Given task.
Look through the records below and collect all lines that hold the string "Peñalolén".

──────────

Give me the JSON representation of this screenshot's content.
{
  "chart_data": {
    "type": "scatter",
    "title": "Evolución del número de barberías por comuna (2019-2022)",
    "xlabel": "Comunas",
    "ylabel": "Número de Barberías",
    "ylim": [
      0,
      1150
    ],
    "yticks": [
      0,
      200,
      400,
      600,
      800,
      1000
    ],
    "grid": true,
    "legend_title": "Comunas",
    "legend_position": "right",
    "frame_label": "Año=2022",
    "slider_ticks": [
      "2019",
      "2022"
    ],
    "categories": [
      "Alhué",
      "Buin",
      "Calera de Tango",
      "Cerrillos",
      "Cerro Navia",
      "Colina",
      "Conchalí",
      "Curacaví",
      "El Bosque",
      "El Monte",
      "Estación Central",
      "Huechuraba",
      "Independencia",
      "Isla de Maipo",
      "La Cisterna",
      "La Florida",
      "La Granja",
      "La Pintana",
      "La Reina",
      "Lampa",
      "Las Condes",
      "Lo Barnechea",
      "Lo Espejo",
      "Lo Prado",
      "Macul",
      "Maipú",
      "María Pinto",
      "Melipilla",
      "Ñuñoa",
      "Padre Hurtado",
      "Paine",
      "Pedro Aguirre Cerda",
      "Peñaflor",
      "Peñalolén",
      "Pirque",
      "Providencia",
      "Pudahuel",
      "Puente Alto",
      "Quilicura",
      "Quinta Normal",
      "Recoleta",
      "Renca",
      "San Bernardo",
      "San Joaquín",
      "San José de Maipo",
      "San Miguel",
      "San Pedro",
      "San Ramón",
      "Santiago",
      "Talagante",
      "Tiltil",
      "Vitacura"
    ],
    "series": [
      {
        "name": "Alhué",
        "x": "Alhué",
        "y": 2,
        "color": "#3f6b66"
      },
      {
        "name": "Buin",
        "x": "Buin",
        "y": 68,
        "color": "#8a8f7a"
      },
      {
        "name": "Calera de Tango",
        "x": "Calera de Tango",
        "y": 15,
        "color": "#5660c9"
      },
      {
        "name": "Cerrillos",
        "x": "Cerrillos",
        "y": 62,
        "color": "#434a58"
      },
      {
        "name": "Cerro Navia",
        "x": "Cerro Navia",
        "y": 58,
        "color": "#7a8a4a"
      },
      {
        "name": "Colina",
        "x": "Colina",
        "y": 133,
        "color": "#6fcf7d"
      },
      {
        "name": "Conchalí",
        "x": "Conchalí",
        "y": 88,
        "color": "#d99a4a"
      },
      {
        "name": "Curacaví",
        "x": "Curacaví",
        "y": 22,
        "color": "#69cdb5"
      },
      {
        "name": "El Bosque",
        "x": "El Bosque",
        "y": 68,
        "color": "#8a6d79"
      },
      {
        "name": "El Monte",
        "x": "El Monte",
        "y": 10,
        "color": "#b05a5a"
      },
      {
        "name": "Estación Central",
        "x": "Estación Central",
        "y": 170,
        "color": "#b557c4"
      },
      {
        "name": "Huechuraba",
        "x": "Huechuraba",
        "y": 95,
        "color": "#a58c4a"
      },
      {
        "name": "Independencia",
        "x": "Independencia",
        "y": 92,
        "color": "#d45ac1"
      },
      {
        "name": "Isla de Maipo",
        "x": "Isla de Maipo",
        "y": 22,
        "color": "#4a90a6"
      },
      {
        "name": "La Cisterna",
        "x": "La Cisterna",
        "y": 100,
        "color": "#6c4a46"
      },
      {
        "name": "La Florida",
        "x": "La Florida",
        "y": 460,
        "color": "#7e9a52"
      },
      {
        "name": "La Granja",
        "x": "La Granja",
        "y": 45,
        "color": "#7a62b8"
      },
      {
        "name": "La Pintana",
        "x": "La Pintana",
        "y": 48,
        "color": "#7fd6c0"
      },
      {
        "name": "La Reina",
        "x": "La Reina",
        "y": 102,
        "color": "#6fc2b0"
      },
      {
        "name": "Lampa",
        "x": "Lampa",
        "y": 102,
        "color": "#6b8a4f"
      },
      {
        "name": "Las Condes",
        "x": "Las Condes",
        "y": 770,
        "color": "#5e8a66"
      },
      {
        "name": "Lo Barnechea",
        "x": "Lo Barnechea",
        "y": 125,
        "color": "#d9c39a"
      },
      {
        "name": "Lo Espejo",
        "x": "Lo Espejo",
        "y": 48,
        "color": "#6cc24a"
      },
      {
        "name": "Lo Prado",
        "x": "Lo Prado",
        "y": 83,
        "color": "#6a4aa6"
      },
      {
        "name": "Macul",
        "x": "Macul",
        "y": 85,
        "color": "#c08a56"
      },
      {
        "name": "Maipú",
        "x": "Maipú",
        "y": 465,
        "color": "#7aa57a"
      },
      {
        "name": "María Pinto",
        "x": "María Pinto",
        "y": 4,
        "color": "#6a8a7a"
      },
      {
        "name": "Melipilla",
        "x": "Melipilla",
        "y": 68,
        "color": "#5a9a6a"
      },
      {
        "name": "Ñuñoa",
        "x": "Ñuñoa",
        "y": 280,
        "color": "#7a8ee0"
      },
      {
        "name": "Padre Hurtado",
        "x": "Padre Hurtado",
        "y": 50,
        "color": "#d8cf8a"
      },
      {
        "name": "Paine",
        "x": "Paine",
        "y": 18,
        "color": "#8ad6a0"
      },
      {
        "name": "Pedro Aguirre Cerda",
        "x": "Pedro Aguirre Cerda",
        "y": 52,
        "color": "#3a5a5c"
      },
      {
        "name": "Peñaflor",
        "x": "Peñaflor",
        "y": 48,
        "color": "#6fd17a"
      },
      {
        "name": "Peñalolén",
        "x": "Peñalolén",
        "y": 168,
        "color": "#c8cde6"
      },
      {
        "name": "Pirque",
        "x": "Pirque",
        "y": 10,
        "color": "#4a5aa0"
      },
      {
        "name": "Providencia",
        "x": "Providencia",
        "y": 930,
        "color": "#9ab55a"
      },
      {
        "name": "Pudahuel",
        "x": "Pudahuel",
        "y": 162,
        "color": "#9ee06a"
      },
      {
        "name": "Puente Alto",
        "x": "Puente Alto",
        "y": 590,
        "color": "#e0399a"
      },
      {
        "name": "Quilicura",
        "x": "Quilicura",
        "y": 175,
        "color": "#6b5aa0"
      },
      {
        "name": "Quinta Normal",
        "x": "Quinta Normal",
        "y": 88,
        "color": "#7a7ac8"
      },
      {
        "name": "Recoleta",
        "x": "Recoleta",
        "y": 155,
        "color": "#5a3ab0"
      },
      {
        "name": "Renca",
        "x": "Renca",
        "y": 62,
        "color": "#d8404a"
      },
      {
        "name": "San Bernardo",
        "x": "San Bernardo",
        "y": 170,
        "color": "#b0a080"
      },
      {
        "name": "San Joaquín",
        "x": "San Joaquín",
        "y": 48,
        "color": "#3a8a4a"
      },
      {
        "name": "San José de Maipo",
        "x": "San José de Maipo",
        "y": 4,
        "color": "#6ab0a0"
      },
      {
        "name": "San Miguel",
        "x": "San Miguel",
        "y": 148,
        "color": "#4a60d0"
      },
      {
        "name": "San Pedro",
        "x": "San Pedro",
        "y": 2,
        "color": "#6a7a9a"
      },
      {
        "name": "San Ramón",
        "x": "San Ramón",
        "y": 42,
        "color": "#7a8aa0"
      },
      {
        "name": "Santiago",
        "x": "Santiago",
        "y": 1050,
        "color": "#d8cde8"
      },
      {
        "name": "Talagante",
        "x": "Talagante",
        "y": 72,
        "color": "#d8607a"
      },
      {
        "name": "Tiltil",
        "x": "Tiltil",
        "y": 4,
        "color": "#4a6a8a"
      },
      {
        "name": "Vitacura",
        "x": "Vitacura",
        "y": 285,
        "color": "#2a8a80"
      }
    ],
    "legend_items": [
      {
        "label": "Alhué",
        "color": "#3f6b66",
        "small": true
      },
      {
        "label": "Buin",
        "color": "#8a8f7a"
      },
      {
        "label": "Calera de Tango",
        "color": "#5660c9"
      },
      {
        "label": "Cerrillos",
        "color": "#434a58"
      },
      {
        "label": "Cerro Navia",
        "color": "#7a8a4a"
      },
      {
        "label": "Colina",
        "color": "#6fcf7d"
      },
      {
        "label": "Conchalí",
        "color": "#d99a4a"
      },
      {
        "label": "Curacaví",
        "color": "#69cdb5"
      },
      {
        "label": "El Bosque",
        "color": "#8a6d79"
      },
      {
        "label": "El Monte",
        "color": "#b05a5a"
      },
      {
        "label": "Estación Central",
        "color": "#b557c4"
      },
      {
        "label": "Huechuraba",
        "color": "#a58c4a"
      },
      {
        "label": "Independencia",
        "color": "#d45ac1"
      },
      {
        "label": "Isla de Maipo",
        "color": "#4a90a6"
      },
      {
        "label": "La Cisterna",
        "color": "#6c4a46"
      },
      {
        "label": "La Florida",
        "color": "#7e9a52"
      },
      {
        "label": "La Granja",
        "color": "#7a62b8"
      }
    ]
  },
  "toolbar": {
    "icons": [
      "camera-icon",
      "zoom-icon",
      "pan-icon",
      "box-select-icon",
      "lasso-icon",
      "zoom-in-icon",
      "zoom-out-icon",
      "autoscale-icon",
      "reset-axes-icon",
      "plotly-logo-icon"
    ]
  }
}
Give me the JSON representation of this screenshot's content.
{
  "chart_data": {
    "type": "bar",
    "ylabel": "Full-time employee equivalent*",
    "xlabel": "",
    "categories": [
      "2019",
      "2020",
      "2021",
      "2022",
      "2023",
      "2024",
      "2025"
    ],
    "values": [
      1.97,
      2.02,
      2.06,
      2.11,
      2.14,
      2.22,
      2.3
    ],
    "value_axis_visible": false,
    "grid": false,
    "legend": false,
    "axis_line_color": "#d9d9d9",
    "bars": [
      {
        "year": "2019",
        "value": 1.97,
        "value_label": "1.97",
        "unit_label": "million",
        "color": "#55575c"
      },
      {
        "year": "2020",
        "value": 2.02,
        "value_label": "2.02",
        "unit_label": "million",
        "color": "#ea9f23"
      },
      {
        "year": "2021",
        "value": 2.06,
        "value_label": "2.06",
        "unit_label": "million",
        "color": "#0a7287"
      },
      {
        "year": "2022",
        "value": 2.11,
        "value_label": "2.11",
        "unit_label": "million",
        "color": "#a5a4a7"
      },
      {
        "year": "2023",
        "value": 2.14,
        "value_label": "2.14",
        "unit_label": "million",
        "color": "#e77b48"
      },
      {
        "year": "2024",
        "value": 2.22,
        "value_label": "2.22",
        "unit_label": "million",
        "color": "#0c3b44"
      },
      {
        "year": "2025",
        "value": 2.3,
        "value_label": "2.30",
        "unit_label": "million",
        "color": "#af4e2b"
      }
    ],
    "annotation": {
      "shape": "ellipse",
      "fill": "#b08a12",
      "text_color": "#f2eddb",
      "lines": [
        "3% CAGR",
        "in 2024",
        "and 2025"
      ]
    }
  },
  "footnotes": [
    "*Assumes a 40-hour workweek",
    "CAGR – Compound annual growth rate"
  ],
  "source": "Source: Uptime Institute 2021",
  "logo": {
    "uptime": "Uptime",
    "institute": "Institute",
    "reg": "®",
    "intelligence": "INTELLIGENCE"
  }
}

──────────

Written solution.
      "Peñalolén",
        "name": "Peñalolén",
        "x": "Peñalolén",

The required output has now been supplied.